--- Begin Given records ---

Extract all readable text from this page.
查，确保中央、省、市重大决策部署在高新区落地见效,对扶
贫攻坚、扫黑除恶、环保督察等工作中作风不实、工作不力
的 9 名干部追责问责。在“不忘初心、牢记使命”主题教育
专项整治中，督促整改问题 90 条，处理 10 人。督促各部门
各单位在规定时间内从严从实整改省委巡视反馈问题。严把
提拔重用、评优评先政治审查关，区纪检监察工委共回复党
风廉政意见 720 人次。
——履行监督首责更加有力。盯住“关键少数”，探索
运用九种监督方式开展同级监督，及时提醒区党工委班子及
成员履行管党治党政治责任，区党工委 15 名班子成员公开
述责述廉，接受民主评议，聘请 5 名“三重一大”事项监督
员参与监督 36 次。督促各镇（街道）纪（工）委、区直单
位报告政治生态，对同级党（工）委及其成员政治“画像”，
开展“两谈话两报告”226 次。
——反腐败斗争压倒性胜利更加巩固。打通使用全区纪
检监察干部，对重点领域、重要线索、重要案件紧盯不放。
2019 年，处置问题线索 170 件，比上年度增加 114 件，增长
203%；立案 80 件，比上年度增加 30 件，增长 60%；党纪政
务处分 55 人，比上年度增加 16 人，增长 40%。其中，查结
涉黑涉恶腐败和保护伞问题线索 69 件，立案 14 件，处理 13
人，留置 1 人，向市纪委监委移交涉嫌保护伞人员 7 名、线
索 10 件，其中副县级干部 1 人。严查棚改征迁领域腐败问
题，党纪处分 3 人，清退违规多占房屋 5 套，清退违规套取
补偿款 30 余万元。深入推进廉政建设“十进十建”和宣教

--- End Given records ---

:: Exercise objective ::
Show the lines of the data that hold the word "比上年度增加".

:: Final result ::
2019 年，处置问题线索 170 件，比上年度增加 114 件，增长
203%；立案 80 件，比上年度增加 30 件，增长 60%；党纪政
务处分 55 人，比上年度增加 16 人，增长 40%。其中，查结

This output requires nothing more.